# What to work on
1: Reproduce the passage on bullnose trim verbatim, beginning at the words "When referring to" and stopping after "of its sides.".
2: Summarize the text on bullnose trim in two sentences.
3: Extend the text on bullnose trim, carrying on from its last sentence.

# Document extract

Bullnose is a term used in building construction for rounded convex trim, particularly in masonry and ceramic tile.

Uses 
Bullnose trim is used to provide a smooth, rounded edge for countertops, staircasesteps, building corners, verandahs, or other construction. Masonry units such as bricks, concrete masonry units or structural glazed facing tiles may be ordered from manufacturers with square or bullnosed corners.

When referring to bullnose, it is sometimes modified by adding the word quarter or half.  In the illustration, one piece of quarter-bullnose tile is juxtaposed with a plain piece of tile, to create a finished look - note that the top trim strip shows a quarter-bullnose on two of its sides.

# Extracted records

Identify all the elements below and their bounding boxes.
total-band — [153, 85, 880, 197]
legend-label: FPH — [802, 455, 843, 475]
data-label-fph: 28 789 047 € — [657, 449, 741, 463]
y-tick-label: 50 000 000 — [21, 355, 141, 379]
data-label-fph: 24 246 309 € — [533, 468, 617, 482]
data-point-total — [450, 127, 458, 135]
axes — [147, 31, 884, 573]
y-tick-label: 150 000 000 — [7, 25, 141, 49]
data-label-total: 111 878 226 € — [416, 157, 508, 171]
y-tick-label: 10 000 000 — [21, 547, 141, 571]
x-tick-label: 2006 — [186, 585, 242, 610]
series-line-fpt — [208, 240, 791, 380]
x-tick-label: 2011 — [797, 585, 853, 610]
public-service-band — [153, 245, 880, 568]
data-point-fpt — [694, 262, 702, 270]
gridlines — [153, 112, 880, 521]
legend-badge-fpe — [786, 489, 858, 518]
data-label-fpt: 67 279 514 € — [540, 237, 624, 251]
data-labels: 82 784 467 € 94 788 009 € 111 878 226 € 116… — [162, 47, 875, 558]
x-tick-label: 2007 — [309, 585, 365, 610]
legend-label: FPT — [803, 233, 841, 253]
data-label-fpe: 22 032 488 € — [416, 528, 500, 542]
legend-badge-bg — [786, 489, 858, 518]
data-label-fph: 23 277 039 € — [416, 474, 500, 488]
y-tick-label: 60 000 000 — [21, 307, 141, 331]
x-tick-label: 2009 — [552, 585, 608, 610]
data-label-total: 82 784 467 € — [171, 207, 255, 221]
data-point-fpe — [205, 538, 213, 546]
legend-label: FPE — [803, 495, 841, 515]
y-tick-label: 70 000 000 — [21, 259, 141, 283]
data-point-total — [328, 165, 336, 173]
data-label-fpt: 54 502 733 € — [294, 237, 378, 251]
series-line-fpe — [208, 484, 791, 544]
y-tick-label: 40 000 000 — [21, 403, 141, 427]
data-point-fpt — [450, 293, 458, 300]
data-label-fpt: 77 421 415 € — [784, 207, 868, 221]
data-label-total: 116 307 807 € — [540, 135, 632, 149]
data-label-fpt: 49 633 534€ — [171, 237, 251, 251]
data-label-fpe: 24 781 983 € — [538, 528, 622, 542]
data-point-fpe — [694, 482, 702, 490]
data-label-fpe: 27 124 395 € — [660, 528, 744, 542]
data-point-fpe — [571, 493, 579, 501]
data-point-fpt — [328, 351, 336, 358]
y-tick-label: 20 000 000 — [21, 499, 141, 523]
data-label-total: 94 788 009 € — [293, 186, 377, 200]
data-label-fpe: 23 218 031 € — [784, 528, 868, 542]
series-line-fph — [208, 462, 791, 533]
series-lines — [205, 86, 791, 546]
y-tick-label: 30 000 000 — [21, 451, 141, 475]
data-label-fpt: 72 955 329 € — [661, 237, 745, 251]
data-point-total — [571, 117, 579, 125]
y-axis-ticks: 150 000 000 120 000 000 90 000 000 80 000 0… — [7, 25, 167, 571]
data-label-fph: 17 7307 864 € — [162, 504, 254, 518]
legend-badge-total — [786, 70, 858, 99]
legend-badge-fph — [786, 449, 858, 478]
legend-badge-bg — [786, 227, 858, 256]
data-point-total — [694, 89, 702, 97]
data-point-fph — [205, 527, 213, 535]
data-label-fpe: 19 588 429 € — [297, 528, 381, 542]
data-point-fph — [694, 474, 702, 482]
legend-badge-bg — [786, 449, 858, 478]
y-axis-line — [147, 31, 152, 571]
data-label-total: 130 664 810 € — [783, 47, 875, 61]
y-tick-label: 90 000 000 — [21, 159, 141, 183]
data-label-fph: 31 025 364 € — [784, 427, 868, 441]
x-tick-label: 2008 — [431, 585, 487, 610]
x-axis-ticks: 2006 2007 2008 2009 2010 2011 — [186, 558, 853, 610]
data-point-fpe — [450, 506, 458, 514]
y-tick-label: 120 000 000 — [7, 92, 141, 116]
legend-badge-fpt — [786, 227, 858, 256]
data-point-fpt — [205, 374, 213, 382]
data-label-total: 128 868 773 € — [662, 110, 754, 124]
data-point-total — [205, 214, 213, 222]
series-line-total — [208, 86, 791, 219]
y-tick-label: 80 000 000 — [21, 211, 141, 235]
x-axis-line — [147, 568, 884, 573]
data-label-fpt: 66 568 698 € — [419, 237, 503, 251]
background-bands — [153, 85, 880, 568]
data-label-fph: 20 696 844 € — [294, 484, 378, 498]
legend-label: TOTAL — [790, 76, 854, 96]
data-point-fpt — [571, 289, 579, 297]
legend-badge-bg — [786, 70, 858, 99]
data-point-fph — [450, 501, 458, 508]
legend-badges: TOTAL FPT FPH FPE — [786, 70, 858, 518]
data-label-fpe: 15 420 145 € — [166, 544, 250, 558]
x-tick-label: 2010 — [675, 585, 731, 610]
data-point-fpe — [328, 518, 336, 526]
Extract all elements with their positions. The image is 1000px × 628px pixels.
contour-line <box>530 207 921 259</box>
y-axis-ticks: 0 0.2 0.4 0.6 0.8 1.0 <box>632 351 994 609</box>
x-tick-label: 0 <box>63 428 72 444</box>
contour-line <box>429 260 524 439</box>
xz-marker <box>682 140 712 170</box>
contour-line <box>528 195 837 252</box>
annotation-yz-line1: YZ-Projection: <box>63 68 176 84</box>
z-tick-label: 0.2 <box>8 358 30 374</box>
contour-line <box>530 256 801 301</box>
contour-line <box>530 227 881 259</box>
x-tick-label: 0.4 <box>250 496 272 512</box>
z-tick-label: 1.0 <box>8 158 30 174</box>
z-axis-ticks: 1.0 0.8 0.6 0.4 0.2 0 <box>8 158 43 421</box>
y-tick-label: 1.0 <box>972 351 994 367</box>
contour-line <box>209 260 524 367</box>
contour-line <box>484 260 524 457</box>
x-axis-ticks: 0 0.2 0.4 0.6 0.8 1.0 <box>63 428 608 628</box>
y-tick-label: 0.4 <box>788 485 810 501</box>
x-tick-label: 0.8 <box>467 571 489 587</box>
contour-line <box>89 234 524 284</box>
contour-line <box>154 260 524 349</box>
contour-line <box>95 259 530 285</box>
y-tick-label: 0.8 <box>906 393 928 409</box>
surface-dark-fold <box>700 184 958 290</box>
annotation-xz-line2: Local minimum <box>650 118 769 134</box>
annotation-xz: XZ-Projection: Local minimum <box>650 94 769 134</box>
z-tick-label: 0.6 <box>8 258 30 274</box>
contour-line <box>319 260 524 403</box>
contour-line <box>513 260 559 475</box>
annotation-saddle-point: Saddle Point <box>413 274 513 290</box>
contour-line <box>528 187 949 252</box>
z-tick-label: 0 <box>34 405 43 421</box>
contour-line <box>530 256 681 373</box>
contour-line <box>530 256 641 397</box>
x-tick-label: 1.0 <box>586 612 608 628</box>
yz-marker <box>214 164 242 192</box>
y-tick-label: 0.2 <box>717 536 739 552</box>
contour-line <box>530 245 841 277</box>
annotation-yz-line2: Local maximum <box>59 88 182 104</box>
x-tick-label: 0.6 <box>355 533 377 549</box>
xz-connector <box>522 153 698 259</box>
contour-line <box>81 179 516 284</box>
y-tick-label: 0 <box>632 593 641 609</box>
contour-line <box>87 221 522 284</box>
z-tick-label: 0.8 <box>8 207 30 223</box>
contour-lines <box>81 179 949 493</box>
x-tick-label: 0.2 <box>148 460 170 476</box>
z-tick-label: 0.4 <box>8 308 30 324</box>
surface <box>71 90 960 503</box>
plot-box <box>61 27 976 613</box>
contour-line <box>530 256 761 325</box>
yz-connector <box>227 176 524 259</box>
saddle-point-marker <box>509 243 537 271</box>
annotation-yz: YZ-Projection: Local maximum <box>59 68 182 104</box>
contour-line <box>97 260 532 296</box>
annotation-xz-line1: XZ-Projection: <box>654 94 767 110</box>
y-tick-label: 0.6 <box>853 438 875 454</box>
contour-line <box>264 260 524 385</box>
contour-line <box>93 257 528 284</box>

# Expected responses
1:
When referring to bullnose, it is sometimes modified by adding the word quarter or half.  In the illustration, one piece of quarter-bullnose tile is juxtaposed with a plain piece of tile, to create a finished look - note that the top trim strip shows a quarter-bullnose on two of its sides.

2: Bullnose is a building-construction term for rounded convex trim, especially in masonry and ceramic tile, and it gives a smooth, rounded edge to countertops, stair steps, building corners, verandahs and similar work. Masonry units such as bricks can be ordered from manufacturers with square or bullnosed corners, and the term is sometimes modified with the word quarter or half.

3:
However, when referring to counter tops (such as a granite counter top in a kitchen) which extends beyond the edge of the underlying cabinetry, either a quarter-bullnose or half-bullnose edge may be used.  A half-bullnose can be constructed by bonding two sections with quarter-bullnose, effectively creating a 180-degree curve, in order to create a more finished appearance.  This would effectively double the thickness of that portion which extends beyond the cabinetry.

A bullnose is used in highway construction in North America to buffer and protect the end of the crash barrier or Jersey barrier at entrance and exit ramps.

Name 

The term bullnose originates from the rounded nose of a bull.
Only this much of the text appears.